DO THIS:
Find each line containing the string "Cons" and return it.

RECORDS SUPPLIED:
- - - -

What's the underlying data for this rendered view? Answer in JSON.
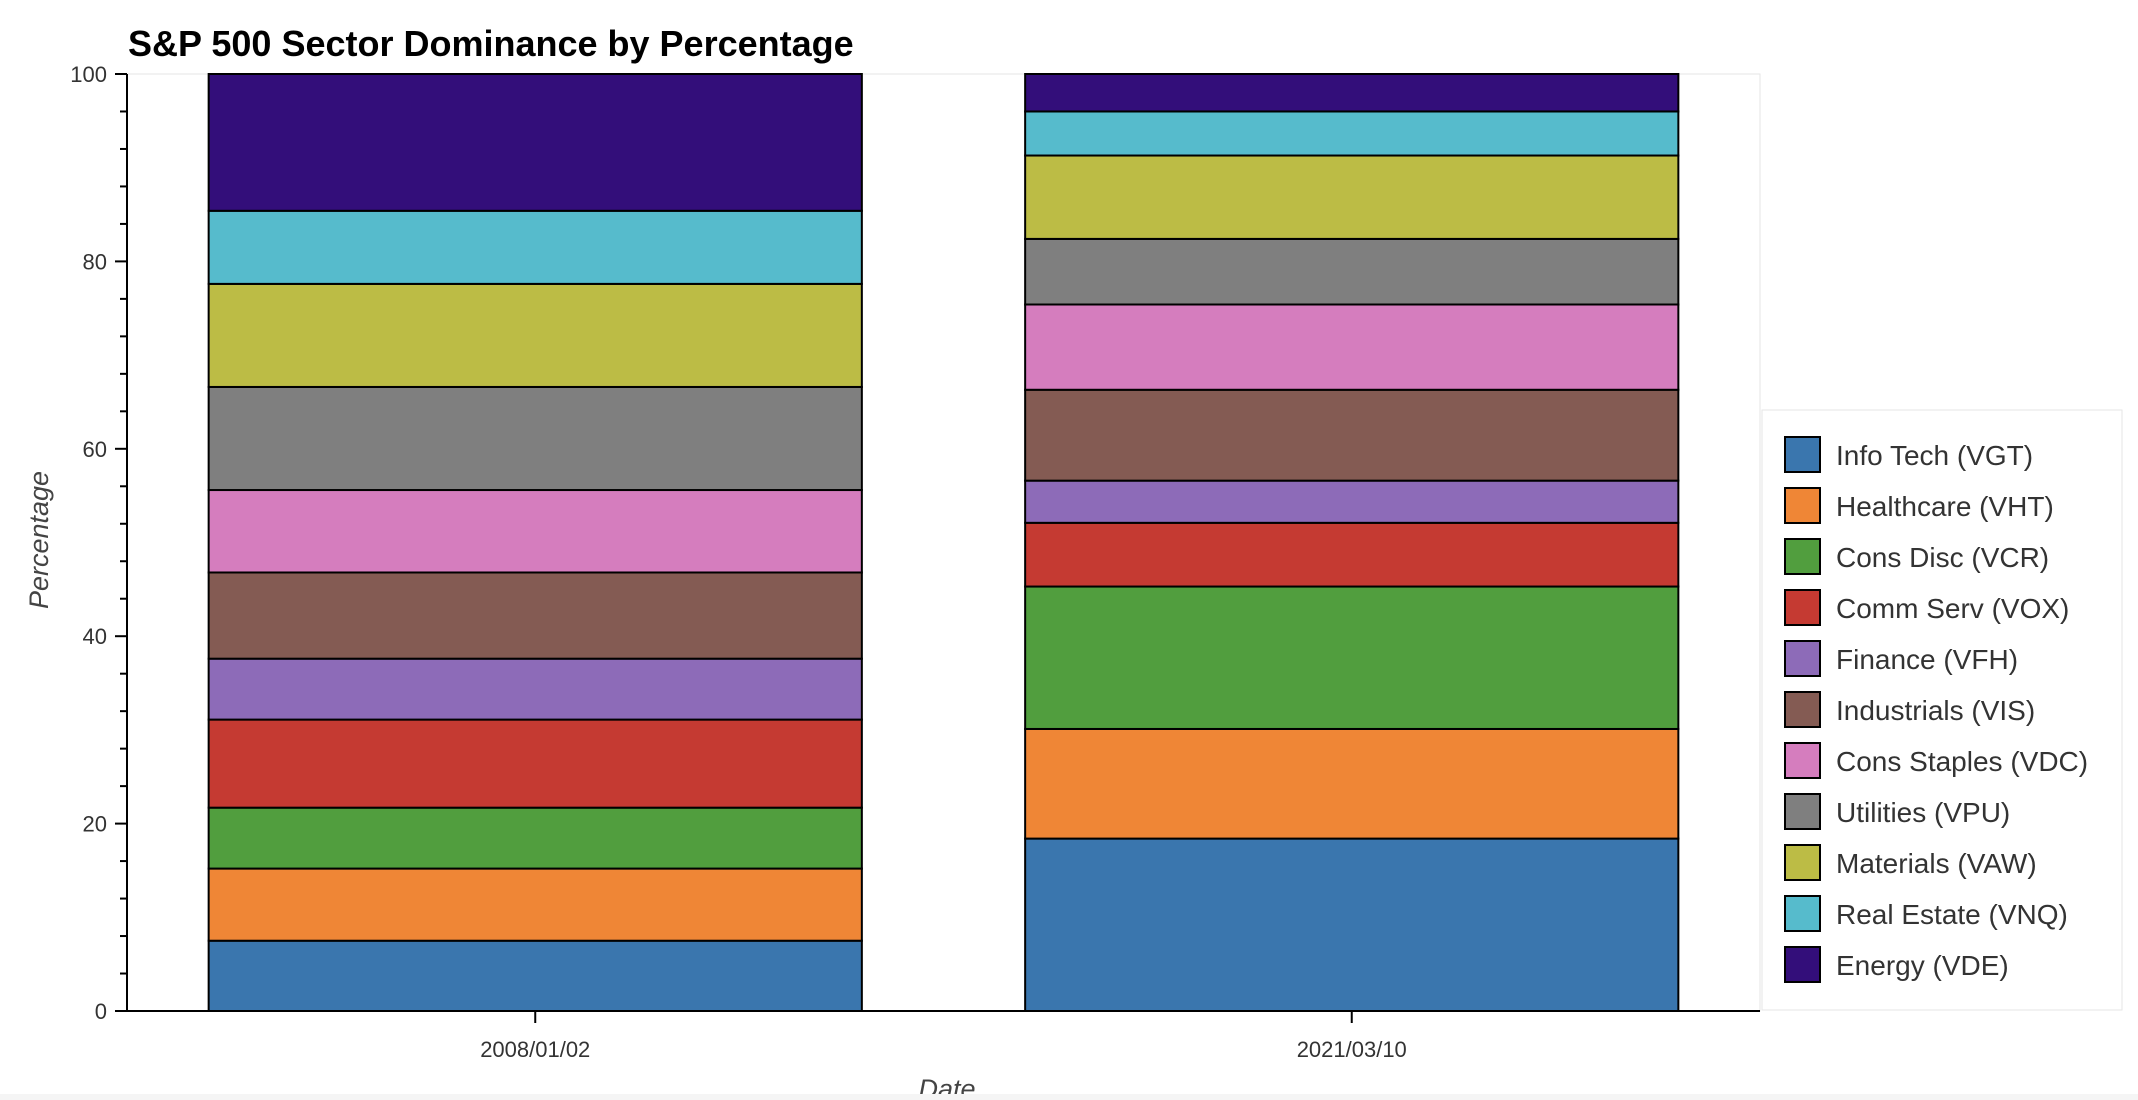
{
  "chart_data": {
    "type": "bar",
    "stacked": true,
    "title": "S&P 500 Sector Dominance by Percentage",
    "xlabel": "Date",
    "ylabel": "Percentage",
    "ylim": [
      0,
      100
    ],
    "y_ticks": [
      0,
      20,
      40,
      60,
      80,
      100
    ],
    "categories": [
      "2008/01/02",
      "2021/03/10"
    ],
    "legend_position": "right",
    "series": [
      {
        "name": "Info Tech (VGT)",
        "color": "#3a76ae",
        "values": [
          7.5,
          18.4
        ]
      },
      {
        "name": "Healthcare (VHT)",
        "color": "#ef8636",
        "values": [
          7.7,
          11.7
        ]
      },
      {
        "name": "Cons Disc (VCR)",
        "color": "#519e3e",
        "values": [
          6.5,
          15.2
        ]
      },
      {
        "name": "Comm Serv (VOX)",
        "color": "#c53a32",
        "values": [
          9.4,
          6.8
        ]
      },
      {
        "name": "Finance (VFH)",
        "color": "#8d6bb8",
        "values": [
          6.5,
          4.5
        ]
      },
      {
        "name": "Industrials (VIS)",
        "color": "#845b53",
        "values": [
          9.2,
          9.7
        ]
      },
      {
        "name": "Cons Staples (VDC)",
        "color": "#d57dbe",
        "values": [
          8.8,
          9.1
        ]
      },
      {
        "name": "Utilities (VPU)",
        "color": "#7f7f7f",
        "values": [
          11.0,
          7.0
        ]
      },
      {
        "name": "Materials (VAW)",
        "color": "#bcbc45",
        "values": [
          11.0,
          8.9
        ]
      },
      {
        "name": "Real Estate (VNQ)",
        "color": "#56bbcc",
        "values": [
          7.8,
          4.7
        ]
      },
      {
        "name": "Energy (VDE)",
        "color": "#330e7a",
        "values": [
          14.6,
          4.0
        ]
      }
    ]
  }
}
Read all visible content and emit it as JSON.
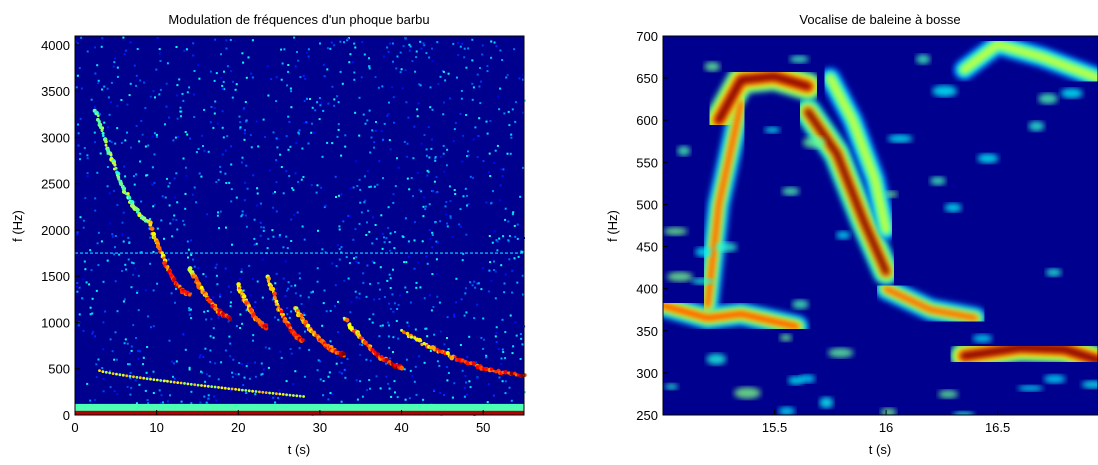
{
  "chart_data": [
    {
      "type": "heatmap",
      "title": "Modulation de fréquences d'un phoque barbu",
      "xlabel": "t (s)",
      "ylabel": "f (Hz)",
      "xlim": [
        0,
        55
      ],
      "ylim": [
        0,
        4096
      ],
      "x_ticks": [
        0,
        10,
        20,
        30,
        40,
        50
      ],
      "y_ticks": [
        0,
        500,
        1000,
        1500,
        2000,
        2500,
        3000,
        3500,
        4000
      ],
      "colormap": "jet",
      "calls": [
        {
          "t_start": 2.5,
          "f_start": 3300,
          "t_end": 9,
          "f_end": 2100
        },
        {
          "t_start": 9,
          "f_start": 2100,
          "t_end": 14,
          "f_end": 1300
        },
        {
          "t_start": 14,
          "f_start": 1600,
          "t_end": 19,
          "f_end": 1050
        },
        {
          "t_start": 20,
          "f_start": 1400,
          "t_end": 23.5,
          "f_end": 950
        },
        {
          "t_start": 23.5,
          "f_start": 1500,
          "t_end": 28,
          "f_end": 800
        },
        {
          "t_start": 27,
          "f_start": 1150,
          "t_end": 33,
          "f_end": 650
        },
        {
          "t_start": 33,
          "f_start": 1050,
          "t_end": 40,
          "f_end": 520
        },
        {
          "t_start": 40,
          "f_start": 900,
          "t_end": 55,
          "f_end": 430
        }
      ],
      "low_band": {
        "t_start": 3,
        "f_start": 480,
        "t_end": 28,
        "f_end": 200
      },
      "tone_line_hz": 1750
    },
    {
      "type": "heatmap",
      "title": "Vocalise de baleine à bosse",
      "xlabel": "t (s)",
      "ylabel": "f (Hz)",
      "xlim": [
        15.0,
        16.95
      ],
      "ylim": [
        250,
        700
      ],
      "x_ticks": [
        15.5,
        16,
        16.5
      ],
      "x_tick_labels": [
        "15.5",
        "16",
        "16.5"
      ],
      "y_ticks": [
        250,
        300,
        350,
        400,
        450,
        500,
        550,
        600,
        650,
        700
      ],
      "colormap": "jet",
      "ridges": [
        {
          "t": [
            15.0,
            15.2,
            15.35,
            15.6
          ],
          "f": [
            380,
            365,
            370,
            355
          ],
          "strength": 0.6
        },
        {
          "t": [
            15.2,
            15.25,
            15.3,
            15.35
          ],
          "f": [
            380,
            500,
            560,
            620
          ],
          "strength": 0.55
        },
        {
          "t": [
            15.25,
            15.35,
            15.5,
            15.65
          ],
          "f": [
            600,
            648,
            652,
            640
          ],
          "strength": 1.0
        },
        {
          "t": [
            15.65,
            15.78,
            15.9,
            16.0
          ],
          "f": [
            610,
            560,
            480,
            420
          ],
          "strength": 0.85
        },
        {
          "t": [
            16.0,
            16.2,
            16.4
          ],
          "f": [
            400,
            375,
            365
          ],
          "strength": 0.55
        },
        {
          "t": [
            15.75,
            15.85,
            15.95,
            16.0
          ],
          "f": [
            650,
            600,
            530,
            470
          ],
          "strength": 0.45
        },
        {
          "t": [
            16.35,
            16.6,
            16.8,
            16.95
          ],
          "f": [
            320,
            330,
            328,
            315
          ],
          "strength": 1.0
        },
        {
          "t": [
            16.35,
            16.5,
            16.7,
            16.95
          ],
          "f": [
            660,
            690,
            675,
            650
          ],
          "strength": 0.45
        }
      ]
    }
  ]
}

- - - -

EXERCISE SOLUTION:
        "name": "Cons Disc (VCR)",
        "name": "Cons Staples (VDC)",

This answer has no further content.